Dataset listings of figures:
====

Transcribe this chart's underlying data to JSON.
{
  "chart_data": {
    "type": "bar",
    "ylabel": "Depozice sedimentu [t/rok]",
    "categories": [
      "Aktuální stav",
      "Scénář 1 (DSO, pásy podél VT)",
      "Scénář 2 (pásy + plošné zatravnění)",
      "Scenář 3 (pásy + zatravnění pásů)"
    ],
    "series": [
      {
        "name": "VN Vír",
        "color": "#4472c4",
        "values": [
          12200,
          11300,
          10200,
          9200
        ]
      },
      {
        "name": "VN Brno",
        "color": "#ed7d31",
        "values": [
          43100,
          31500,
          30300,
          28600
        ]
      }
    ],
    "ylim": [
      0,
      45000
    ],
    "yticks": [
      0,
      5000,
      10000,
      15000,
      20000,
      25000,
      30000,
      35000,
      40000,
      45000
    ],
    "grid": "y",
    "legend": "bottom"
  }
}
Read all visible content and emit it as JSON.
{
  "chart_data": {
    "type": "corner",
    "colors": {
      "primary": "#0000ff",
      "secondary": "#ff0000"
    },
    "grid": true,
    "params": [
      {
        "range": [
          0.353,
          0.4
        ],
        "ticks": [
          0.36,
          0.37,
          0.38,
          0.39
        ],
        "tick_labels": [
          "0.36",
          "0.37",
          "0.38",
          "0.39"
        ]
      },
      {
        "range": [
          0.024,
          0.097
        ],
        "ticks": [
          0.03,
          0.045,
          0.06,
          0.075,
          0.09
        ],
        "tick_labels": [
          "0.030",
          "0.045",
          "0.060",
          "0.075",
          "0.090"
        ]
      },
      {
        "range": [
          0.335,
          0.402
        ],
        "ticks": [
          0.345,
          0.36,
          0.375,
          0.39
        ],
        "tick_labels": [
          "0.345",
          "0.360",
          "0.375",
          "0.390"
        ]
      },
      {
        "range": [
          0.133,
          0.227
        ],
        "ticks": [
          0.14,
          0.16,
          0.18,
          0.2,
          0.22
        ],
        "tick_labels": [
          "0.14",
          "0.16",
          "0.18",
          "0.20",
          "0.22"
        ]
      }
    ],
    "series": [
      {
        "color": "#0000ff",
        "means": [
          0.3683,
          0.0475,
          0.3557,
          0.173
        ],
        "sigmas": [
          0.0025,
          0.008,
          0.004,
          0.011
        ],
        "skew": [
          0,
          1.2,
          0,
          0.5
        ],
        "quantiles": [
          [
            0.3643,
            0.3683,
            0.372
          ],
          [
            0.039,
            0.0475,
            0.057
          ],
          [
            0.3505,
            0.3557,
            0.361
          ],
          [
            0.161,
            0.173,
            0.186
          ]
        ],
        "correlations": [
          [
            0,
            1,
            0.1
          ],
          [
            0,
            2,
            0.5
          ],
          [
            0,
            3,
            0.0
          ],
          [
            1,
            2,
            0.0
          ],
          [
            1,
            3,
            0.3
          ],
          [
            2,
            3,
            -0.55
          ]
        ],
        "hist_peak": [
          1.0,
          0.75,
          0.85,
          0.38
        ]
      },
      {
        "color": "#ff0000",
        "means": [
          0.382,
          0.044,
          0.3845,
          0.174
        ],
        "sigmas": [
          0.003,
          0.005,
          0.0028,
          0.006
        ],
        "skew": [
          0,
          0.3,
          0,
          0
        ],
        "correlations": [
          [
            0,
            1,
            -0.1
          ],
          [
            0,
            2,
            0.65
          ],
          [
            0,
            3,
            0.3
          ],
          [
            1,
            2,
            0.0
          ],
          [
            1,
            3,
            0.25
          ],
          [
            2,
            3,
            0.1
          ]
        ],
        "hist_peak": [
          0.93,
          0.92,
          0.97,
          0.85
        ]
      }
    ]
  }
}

====

Of the lines in the material, how many include "pásy"? Respond with the number alone.

3